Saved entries
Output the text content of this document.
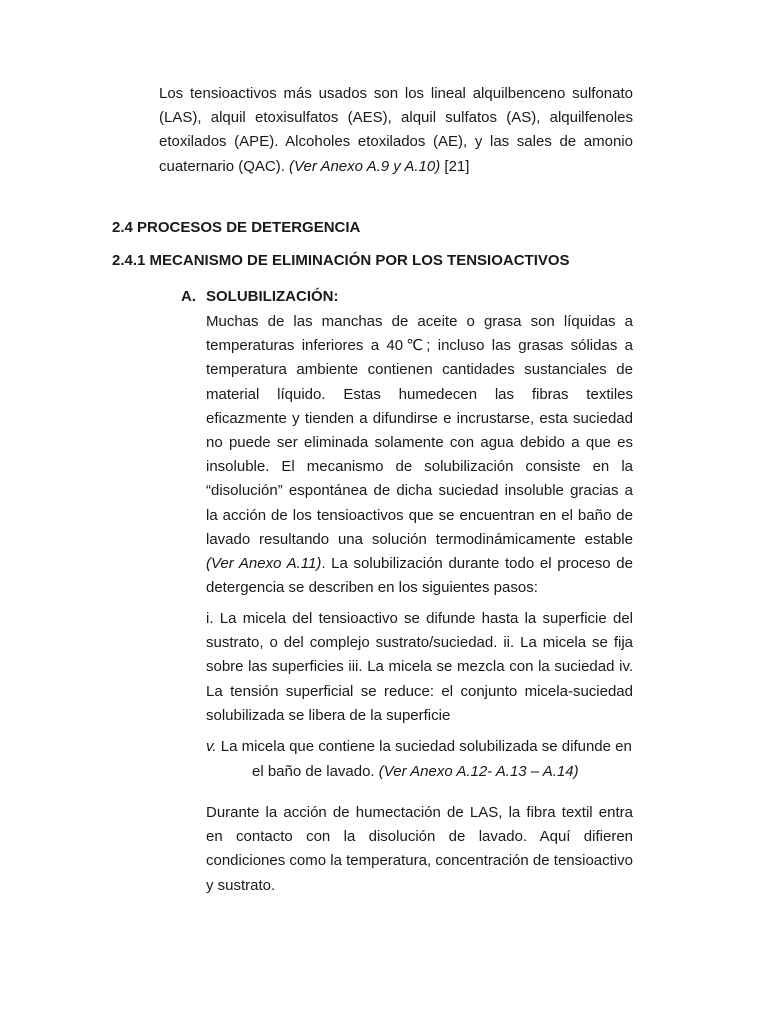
Los tensioactivos más usados son los lineal alquilbenceno sulfonato (LAS), alquil etoxisulfatos (AES), alquil sulfatos (AS), alquilfenoles etoxilados (APE). Alcoholes etoxilados (AE), y las sales de amonio cuaternario (QAC). (Ver Anexo A.9 y A.10) [21]

2.4 PROCESOS DE DETERGENCIA
2.4.1 MECANISMO DE ELIMINACIÓN POR LOS TENSIOACTIVOS
A. SOLUBILIZACIÓN:

Muchas de las manchas de aceite o grasa son líquidas a temperaturas inferiores a 40℃; incluso las grasas sólidas a temperatura ambiente contienen cantidades sustanciales de material líquido. Estas humedecen las fibras textiles eficazmente y tienden a difundirse e incrustarse, esta suciedad no puede ser eliminada solamente con agua debido a que es insoluble. El mecanismo de solubilización consiste en la “disolución” espontánea de dicha suciedad insoluble gracias a la acción de los tensioactivos que se encuentran en el baño de lavado resultando una solución termodinámicamente estable (Ver Anexo A.11). La solubilización durante todo el proceso de detergencia se describen en los siguientes pasos:

i. La micela del tensioactivo se difunde hasta la superficie del sustrato, o del complejo sustrato/suciedad. ii. La micela se fija sobre las superficies iii. La micela se mezcla con la suciedad iv. La tensión superficial se reduce: el conjunto micela-suciedad solubilizada se libera de la superficie

v. La micela que contiene la suciedad solubilizada se difunde en

el baño de lavado. (Ver Anexo A.12- A.13 – A.14)

Durante la acción de humectación de LAS, la fibra textil entra en contacto con la disolución de lavado. Aquí difieren condiciones como la temperatura, concentración de tensioactivo y sustrato.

__Problem statement__: Copy all the data exactly as written, but skip any picture.

__Correct result__:
Output the text content of this document.
Los tensioactivos más usados son los lineal alquilbenceno sulfonato (LAS), alquil etoxisulfatos (AES), alquil sulfatos (AS), alquilfenoles etoxilados (APE). Alcoholes etoxilados (AE), y las sales de amonio cuaternario (QAC). (Ver Anexo A.9 y A.10) [21]

2.4 PROCESOS DE DETERGENCIA
2.4.1 MECANISMO DE ELIMINACIÓN POR LOS TENSIOACTIVOS
A. SOLUBILIZACIÓN:

Muchas de las manchas de aceite o grasa son líquidas a temperaturas inferiores a 40℃; incluso las grasas sólidas a temperatura ambiente contienen cantidades sustanciales de material líquido. Estas humedecen las fibras textiles eficazmente y tienden a difundirse e incrustarse, esta suciedad no puede ser eliminada solamente con agua debido a que es insoluble. El mecanismo de solubilización consiste en la “disolución” espontánea de dicha suciedad insoluble gracias a la acción de los tensioactivos que se encuentran en el baño de lavado resultando una solución termodinámicamente estable (Ver Anexo A.11). La solubilización durante todo el proceso de detergencia se describen en los siguientes pasos:

i. La micela del tensioactivo se difunde hasta la superficie del sustrato, o del complejo sustrato/suciedad. ii. La micela se fija sobre las superficies iii. La micela se mezcla con la suciedad iv. La tensión superficial se reduce: el conjunto micela-suciedad solubilizada se libera de la superficie

v. La micela que contiene la suciedad solubilizada se difunde en

el baño de lavado. (Ver Anexo A.12- A.13 – A.14)

Durante la acción de humectación de LAS, la fibra textil entra en contacto con la disolución de lavado. Aquí difieren condiciones como la temperatura, concentración de tensioactivo y sustrato.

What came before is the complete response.